Dataset extract |
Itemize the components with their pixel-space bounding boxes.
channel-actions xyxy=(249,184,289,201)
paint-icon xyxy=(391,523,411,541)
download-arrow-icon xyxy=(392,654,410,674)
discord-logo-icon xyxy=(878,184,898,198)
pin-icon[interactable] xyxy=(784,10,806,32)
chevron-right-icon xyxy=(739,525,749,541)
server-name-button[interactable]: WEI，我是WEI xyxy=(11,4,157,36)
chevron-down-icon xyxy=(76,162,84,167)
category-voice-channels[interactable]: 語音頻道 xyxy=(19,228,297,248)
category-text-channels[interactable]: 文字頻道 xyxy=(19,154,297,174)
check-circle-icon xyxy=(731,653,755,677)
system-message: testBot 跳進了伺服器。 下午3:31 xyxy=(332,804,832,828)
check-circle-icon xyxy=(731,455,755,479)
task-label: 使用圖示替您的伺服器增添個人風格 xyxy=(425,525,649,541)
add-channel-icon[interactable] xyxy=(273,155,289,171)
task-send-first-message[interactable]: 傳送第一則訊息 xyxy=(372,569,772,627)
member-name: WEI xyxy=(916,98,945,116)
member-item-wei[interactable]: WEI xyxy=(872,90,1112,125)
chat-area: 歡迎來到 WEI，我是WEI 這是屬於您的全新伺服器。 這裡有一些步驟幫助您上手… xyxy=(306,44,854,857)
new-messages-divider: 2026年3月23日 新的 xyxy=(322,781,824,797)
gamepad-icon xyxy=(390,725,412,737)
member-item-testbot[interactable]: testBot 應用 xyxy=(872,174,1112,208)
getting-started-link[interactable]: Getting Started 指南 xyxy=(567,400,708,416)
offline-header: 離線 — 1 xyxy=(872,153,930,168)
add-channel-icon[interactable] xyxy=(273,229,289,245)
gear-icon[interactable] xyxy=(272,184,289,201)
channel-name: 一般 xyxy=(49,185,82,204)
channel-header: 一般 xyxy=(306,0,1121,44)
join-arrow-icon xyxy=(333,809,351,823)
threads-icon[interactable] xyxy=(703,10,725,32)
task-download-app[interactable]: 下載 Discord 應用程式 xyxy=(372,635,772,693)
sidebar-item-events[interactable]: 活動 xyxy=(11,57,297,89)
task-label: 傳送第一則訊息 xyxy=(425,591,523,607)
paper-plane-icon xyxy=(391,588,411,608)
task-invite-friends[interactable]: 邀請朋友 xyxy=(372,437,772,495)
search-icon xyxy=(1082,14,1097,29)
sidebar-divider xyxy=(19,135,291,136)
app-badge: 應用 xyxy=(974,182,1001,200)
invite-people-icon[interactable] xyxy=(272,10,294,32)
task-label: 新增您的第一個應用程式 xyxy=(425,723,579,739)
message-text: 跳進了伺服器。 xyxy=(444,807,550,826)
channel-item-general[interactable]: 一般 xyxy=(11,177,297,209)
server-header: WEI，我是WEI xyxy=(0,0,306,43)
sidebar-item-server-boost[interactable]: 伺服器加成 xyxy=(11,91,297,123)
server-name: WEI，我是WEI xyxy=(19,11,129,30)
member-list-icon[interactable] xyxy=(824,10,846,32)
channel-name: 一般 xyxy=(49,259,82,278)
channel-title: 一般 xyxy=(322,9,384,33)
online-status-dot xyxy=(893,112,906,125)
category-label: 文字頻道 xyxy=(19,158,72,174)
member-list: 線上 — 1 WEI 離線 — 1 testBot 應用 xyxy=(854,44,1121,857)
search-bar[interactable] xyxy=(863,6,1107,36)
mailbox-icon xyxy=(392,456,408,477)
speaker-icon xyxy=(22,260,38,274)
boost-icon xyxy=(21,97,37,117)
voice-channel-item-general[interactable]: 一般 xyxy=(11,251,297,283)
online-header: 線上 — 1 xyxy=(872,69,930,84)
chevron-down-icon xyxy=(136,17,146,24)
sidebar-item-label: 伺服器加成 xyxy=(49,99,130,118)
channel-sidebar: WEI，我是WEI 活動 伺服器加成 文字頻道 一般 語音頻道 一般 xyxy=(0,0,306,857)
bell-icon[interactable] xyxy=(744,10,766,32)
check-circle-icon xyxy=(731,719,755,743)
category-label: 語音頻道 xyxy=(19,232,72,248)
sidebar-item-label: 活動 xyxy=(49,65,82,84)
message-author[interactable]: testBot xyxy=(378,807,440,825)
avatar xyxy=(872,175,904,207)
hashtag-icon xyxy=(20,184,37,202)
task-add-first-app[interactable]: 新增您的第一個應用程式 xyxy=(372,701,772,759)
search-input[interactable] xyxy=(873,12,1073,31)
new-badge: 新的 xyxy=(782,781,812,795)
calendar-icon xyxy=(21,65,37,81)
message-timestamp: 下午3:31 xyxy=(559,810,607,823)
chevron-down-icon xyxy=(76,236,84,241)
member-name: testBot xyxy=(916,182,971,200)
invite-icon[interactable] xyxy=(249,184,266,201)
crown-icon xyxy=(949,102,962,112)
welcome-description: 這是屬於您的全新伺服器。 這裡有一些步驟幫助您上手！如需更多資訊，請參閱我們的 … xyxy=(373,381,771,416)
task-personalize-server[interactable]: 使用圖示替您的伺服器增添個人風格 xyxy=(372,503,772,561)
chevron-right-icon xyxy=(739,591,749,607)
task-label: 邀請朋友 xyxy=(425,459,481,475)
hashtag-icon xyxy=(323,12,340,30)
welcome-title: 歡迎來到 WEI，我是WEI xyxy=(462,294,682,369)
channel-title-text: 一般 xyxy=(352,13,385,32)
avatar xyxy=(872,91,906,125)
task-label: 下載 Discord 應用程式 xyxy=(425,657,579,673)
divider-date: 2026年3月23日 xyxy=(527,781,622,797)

Short task |
Change every "check-circle-icon" in the entries above to "checkmark-icon" and leave the rest of the lines unchanged.

Task response |
Itemize the components with their pixel-space bounding boxes.
channel-actions xyxy=(249,184,289,201)
paint-icon xyxy=(391,523,411,541)
download-arrow-icon xyxy=(392,654,410,674)
discord-logo-icon xyxy=(878,184,898,198)
pin-icon[interactable] xyxy=(784,10,806,32)
chevron-right-icon xyxy=(739,525,749,541)
server-name-button[interactable]: WEI，我是WEI xyxy=(11,4,157,36)
chevron-down-icon xyxy=(76,162,84,167)
category-voice-channels[interactable]: 語音頻道 xyxy=(19,228,297,248)
category-text-channels[interactable]: 文字頻道 xyxy=(19,154,297,174)
checkmark-icon xyxy=(731,653,755,677)
system-message: testBot 跳進了伺服器。 下午3:31 xyxy=(332,804,832,828)
checkmark-icon xyxy=(731,455,755,479)
task-label: 使用圖示替您的伺服器增添個人風格 xyxy=(425,525,649,541)
add-channel-icon[interactable] xyxy=(273,155,289,171)
task-send-first-message[interactable]: 傳送第一則訊息 xyxy=(372,569,772,627)
member-name: WEI xyxy=(916,98,945,116)
member-item-wei[interactable]: WEI xyxy=(872,90,1112,125)
chat-area: 歡迎來到 WEI，我是WEI 這是屬於您的全新伺服器。 這裡有一些步驟幫助您上手… xyxy=(306,44,854,857)
new-messages-divider: 2026年3月23日 新的 xyxy=(322,781,824,797)
gamepad-icon xyxy=(390,725,412,737)
member-item-testbot[interactable]: testBot 應用 xyxy=(872,174,1112,208)
getting-started-link[interactable]: Getting Started 指南 xyxy=(567,400,708,416)
offline-header: 離線 — 1 xyxy=(872,153,930,168)
add-channel-icon[interactable] xyxy=(273,229,289,245)
gear-icon[interactable] xyxy=(272,184,289,201)
channel-name: 一般 xyxy=(49,185,82,204)
channel-header: 一般 xyxy=(306,0,1121,44)
join-arrow-icon xyxy=(333,809,351,823)
threads-icon[interactable] xyxy=(703,10,725,32)
task-download-app[interactable]: 下載 Discord 應用程式 xyxy=(372,635,772,693)
sidebar-item-events[interactable]: 活動 xyxy=(11,57,297,89)
task-label: 傳送第一則訊息 xyxy=(425,591,523,607)
paper-plane-icon xyxy=(391,588,411,608)
task-invite-friends[interactable]: 邀請朋友 xyxy=(372,437,772,495)
search-icon xyxy=(1082,14,1097,29)
sidebar-divider xyxy=(19,135,291,136)
app-badge: 應用 xyxy=(974,182,1001,200)
invite-people-icon[interactable] xyxy=(272,10,294,32)
task-label: 新增您的第一個應用程式 xyxy=(425,723,579,739)
message-text: 跳進了伺服器。 xyxy=(444,807,550,826)
channel-item-general[interactable]: 一般 xyxy=(11,177,297,209)
server-header: WEI，我是WEI xyxy=(0,0,306,43)
sidebar-item-server-boost[interactable]: 伺服器加成 xyxy=(11,91,297,123)
server-name: WEI，我是WEI xyxy=(19,11,129,30)
member-list-icon[interactable] xyxy=(824,10,846,32)
channel-name: 一般 xyxy=(49,259,82,278)
channel-title: 一般 xyxy=(322,9,384,33)
online-status-dot xyxy=(893,112,906,125)
category-label: 文字頻道 xyxy=(19,158,72,174)
member-list: 線上 — 1 WEI 離線 — 1 testBot 應用 xyxy=(854,44,1121,857)
search-bar[interactable] xyxy=(863,6,1107,36)
mailbox-icon xyxy=(392,456,408,477)
speaker-icon xyxy=(22,260,38,274)
boost-icon xyxy=(21,97,37,117)
voice-channel-item-general[interactable]: 一般 xyxy=(11,251,297,283)
online-header: 線上 — 1 xyxy=(872,69,930,84)
chevron-down-icon xyxy=(136,17,146,24)
sidebar-item-label: 伺服器加成 xyxy=(49,99,130,118)
channel-sidebar: WEI，我是WEI 活動 伺服器加成 文字頻道 一般 語音頻道 一般 xyxy=(0,0,306,857)
bell-icon[interactable] xyxy=(744,10,766,32)
checkmark-icon xyxy=(731,719,755,743)
category-label: 語音頻道 xyxy=(19,232,72,248)
sidebar-item-label: 活動 xyxy=(49,65,82,84)
message-author[interactable]: testBot xyxy=(378,807,440,825)
avatar xyxy=(872,175,904,207)
hashtag-icon xyxy=(20,184,37,202)
task-add-first-app[interactable]: 新增您的第一個應用程式 xyxy=(372,701,772,759)
search-input[interactable] xyxy=(873,12,1073,31)
new-badge: 新的 xyxy=(782,781,812,795)
calendar-icon xyxy=(21,65,37,81)
message-timestamp: 下午3:31 xyxy=(559,810,607,823)
chevron-down-icon xyxy=(76,236,84,241)
member-name: testBot xyxy=(916,182,971,200)
invite-icon[interactable] xyxy=(249,184,266,201)
crown-icon xyxy=(949,102,962,112)
welcome-description: 這是屬於您的全新伺服器。 這裡有一些步驟幫助您上手！如需更多資訊，請參閱我們的 … xyxy=(373,381,771,416)
task-personalize-server[interactable]: 使用圖示替您的伺服器增添個人風格 xyxy=(372,503,772,561)
chevron-right-icon xyxy=(739,591,749,607)
task-label: 邀請朋友 xyxy=(425,459,481,475)
hashtag-icon xyxy=(323,12,340,30)
welcome-title: 歡迎來到 WEI，我是WEI xyxy=(462,294,682,369)
channel-title-text: 一般 xyxy=(352,13,385,32)
avatar xyxy=(872,91,906,125)
task-label: 下載 Discord 應用程式 xyxy=(425,657,579,673)
divider-date: 2026年3月23日 xyxy=(527,781,622,797)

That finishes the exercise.